*Exercise objective*
Print out each entry below exactly, please.

*Material provided*
[START]

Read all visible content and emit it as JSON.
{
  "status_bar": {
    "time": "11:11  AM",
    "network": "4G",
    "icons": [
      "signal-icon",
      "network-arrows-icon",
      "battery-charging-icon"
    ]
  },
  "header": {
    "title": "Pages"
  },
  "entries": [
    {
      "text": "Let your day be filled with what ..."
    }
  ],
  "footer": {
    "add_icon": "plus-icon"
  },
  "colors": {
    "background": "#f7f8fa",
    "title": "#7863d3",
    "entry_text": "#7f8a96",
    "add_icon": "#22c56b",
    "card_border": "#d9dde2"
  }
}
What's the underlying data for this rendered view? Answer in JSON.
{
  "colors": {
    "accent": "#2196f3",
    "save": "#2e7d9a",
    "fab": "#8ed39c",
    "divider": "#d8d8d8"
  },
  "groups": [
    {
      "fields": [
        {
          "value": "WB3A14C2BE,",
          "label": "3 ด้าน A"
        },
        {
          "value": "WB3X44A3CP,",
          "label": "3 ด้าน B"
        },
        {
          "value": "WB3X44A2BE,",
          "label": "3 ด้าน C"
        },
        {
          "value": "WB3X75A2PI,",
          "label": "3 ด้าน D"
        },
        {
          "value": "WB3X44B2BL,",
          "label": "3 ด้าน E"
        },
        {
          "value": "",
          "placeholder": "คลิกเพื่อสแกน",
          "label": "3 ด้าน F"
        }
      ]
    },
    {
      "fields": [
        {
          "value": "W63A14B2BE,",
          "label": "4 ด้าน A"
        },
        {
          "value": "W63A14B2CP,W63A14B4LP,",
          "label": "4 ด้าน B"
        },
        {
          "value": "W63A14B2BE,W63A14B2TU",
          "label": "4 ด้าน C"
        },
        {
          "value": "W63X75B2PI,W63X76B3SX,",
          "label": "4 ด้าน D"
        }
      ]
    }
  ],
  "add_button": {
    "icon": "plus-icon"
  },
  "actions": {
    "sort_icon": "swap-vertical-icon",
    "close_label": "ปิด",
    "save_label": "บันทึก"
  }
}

[END]

*Solution for this problem*
Read all visible content and emit it as JSON.
{
  "status_bar": {
    "time": "11:11  AM",
    "network": "4G",
    "icons": [
      "signal-icon",
      "network-arrows-icon",
      "battery-charging-icon"
    ]
  },
  "header": {
    "title": "Pages"
  },
  "entries": [
    {
      "text": "Let your day be filled with what ..."
    }
  ],
  "footer": {
    "add_icon": "plus-icon"
  },
  "colors": {
    "background": "#f7f8fa",
    "title": "#7863d3",
    "entry_text": "#7f8a96",
    "add_icon": "#22c56b",
    "card_border": "#d9dde2"
  }
}
What's the underlying data for this rendered view? Answer in JSON.
{
  "colors": {
    "accent": "#2196f3",
    "save": "#2e7d9a",
    "fab": "#8ed39c",
    "divider": "#d8d8d8"
  },
  "groups": [
    {
      "fields": [
        {
          "value": "WB3A14C2BE,",
          "label": "3 ด้าน A"
        },
        {
          "value": "WB3X44A3CP,",
          "label": "3 ด้าน B"
        },
        {
          "value": "WB3X44A2BE,",
          "label": "3 ด้าน C"
        },
        {
          "value": "WB3X75A2PI,",
          "label": "3 ด้าน D"
        },
        {
          "value": "WB3X44B2BL,",
          "label": "3 ด้าน E"
        },
        {
          "value": "",
          "placeholder": "คลิกเพื่อสแกน",
          "label": "3 ด้าน F"
        }
      ]
    },
    {
      "fields": [
        {
          "value": "W63A14B2BE,",
          "label": "4 ด้าน A"
        },
        {
          "value": "W63A14B2CP,W63A14B4LP,",
          "label": "4 ด้าน B"
        },
        {
          "value": "W63A14B2BE,W63A14B2TU",
          "label": "4 ด้าน C"
        },
        {
          "value": "W63X75B2PI,W63X76B3SX,",
          "label": "4 ด้าน D"
        }
      ]
    }
  ],
  "add_button": {
    "icon": "plus-icon"
  },
  "actions": {
    "sort_icon": "swap-vertical-icon",
    "close_label": "ปิด",
    "save_label": "บันทึก"
  }
}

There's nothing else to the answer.